■ ACTION ITEM A
In the article on nasal delivery of proteins and peptides, what range does the bioavailability of large molecules generally fall within?
■ ACTION ITEM B
Extend the article on nasal delivery of proteins and peptides, picking up right after its final sentence.

■ PASSAGE TO READ
>>>>>

Nasal Delivery of Proteins and Peptides
Darshana Shah and June Shao*
Department of Pharmaceutical Sciences, St. John's University, USA
Submission: February 13, 2017; Published: April 10, 2017
*Corresponding author: June Shao, Department of Pharmaceutical Sciences, St. John's University, USA, Tel: 718-990-2310; Email: shaoj@stjohns.edu
How to cite this article: Darshana S , June S. Nasal Delivery of Proteins and Peptides. Glob J Pharmaceu Sci. 2017; 1(4) : 555569. DOI: 10.19080/GJPPS.2017.01.555569
Abstract
Nasal delivery of protein/peptide drugs has gained considerable amount of attention over the past decade, since it has several advantages over the oral delivery as it avoids harsh gastrointestinal environment, has relatively less enzymatic degradation and relatively highly permeable epithelial mucosa. Nasal products of several small molecular weight (MW < 4000Da) protein/peptide drugs have been approved by the US FDA. This review is focused on the challenges associated with nasal delivery of protein/peptide drugs and possible solutions through various drug delivery technologies.
Keywords : Nasal absorption; Intranasal delivery; Proteins; Peptides; Nasal mucosa
Introduction
Recent years have shown that nasal route can be a potential route for the systemic delivery of protein/peptide drugs as it has a considerably large absorption area (150cm2) which is highly vascularized and has permeability similar to or higher than the small intestinal mucosa. Nasal delivery of protein/peptide drugs also offers other benefits such as ease of administration, noninvasive administration, rapid onset of action, and the avoidance of gastrointestinal degradation and hepatic first-pass effects [1]. Nasal route can be utilized to enhance the delivery of drugs to the brain as nose to brain delivery bypasses the blood-brain barrier [2]. However, nasal delivery also suffers from several limitations such as low membrane permeability to hydrophilic molecules (especially when the molecular weight is over several thousand daltons), small applicable volume per dose, enzymatic degradation, and mucociliary clearance [3].
Thus far, several protein/peptide drugs with largest molecular weight being 3432 Da, have been successfully formulated into nasal delivery products and approved by the US FDA. These commercially available drugs include Desmopressin (1183Da), Nafarelin Acetate (1321Da), Oxytocin (1007Da), and Salmon Calcitonin (3432Da) [4]. Nasal delivery of larger molecular weight protein/peptide drugs still remain a challenge, mainly due to the low permeability caused by the drugs being hydrophilic and large in size. Several drug delivery technologies have been explored for these macromolecules but have gained limited success.
hallenges & Delivery Technologies
Main limitation to nasal delivery of large molecular weight protein/peptide drugs is the low membrane permeability. The rate of permeation is highly sensitive to molecular size for compounds with molecular weight (MW) ≥300 Da [5]. A large number of therapeutic agents, peptides and proteins in particular have shown that for compounds >1k Da, bioavailability can be directly predicted from the knowledge of MW. In general, the bioavailability of these large molecules ranges from 0.5% to 5% [6]. Use of permeation enhancers can help in increasing the transport of proteins and peptides across the nasal membrane [7].

<<<<<

■ ENTRIES SHOWN
>>>>>

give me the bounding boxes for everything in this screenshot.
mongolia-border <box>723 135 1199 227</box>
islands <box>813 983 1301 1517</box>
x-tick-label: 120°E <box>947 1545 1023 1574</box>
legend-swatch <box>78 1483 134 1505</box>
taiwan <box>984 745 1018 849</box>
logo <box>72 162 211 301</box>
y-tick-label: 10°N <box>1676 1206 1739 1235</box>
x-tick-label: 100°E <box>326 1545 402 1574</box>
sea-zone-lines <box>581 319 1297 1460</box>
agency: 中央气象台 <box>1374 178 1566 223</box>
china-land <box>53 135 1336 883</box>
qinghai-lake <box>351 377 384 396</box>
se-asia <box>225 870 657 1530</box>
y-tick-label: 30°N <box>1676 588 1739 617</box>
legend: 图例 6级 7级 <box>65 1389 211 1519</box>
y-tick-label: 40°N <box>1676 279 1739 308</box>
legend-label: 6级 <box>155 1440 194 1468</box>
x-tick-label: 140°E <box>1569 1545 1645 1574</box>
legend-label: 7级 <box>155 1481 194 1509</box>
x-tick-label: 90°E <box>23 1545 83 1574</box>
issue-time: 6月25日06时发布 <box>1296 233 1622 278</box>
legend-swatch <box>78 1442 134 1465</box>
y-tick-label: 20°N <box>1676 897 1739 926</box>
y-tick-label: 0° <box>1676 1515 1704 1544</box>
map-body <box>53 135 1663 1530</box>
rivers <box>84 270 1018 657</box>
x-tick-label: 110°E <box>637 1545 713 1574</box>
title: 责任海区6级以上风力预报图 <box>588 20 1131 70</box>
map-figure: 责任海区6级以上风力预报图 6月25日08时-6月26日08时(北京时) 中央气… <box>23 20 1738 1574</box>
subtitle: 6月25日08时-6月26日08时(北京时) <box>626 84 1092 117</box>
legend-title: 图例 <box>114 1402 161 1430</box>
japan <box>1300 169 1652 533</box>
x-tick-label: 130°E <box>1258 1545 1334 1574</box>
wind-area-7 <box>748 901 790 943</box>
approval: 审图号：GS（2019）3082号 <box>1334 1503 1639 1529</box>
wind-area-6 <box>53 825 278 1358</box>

<<<<<

■ OUTPUT A
From 0.5% to 5%.

■ OUTPUT B
Absorption enhancers such as bile salts, surfactants, fluidic acid derivatives, phosphatidylcholines, cyclodextrins and cell- penetrating peptide (CPP) have been studied to enhance the intranasal absorption of protein/peptide drugs [8]. Absorption enhancers are effective in improving the nasal absorption by either increasing the fluidity of the bilayer of the epithelial cell membrane and there by opening aqueous pores as a result of calcium ion chelation or by increasing the intracellular delivery using functional moieties [7,9]. Mucolytic agent along with nonionic surfactant has been shown to enhance the nasal absorption of calcitonin in rats and achieved 3.5 times higher bioavailability as compared to the commercial calcitonin nasal spray Miacalcin [10].
Delivery of insulin from nose to the distal regions of the brain was significantly enhanced by L- or D-penetratin as CPP [9]. However, absorption enhancers tend to cause severe nasal irritation and damage the nasal membrane at the concentrations required to effectively promote the nasal absorption [7]. Drug carrier systems such as liposomes, emulsions, nanoemulsions, nano/micro particles and niosomes with permeation-enhancing function, have been evaluated to deliver protein and peptide drugs through nasal cavity. Intranasal delivery of human growth hormone (hGH) - 22kDa protein, using glutathione (permeation enhancer) added microparticles as delivery system increased the relative bioavailability approximately by three folds as compared to the microparticles without glutathione [4]. H102, a novel β-sheet breaker peptide, was encapsulated into liposomes to reduce its degradation and increase its brain penetration through intranasal administration for the treatment of Alzheimer's disease [11].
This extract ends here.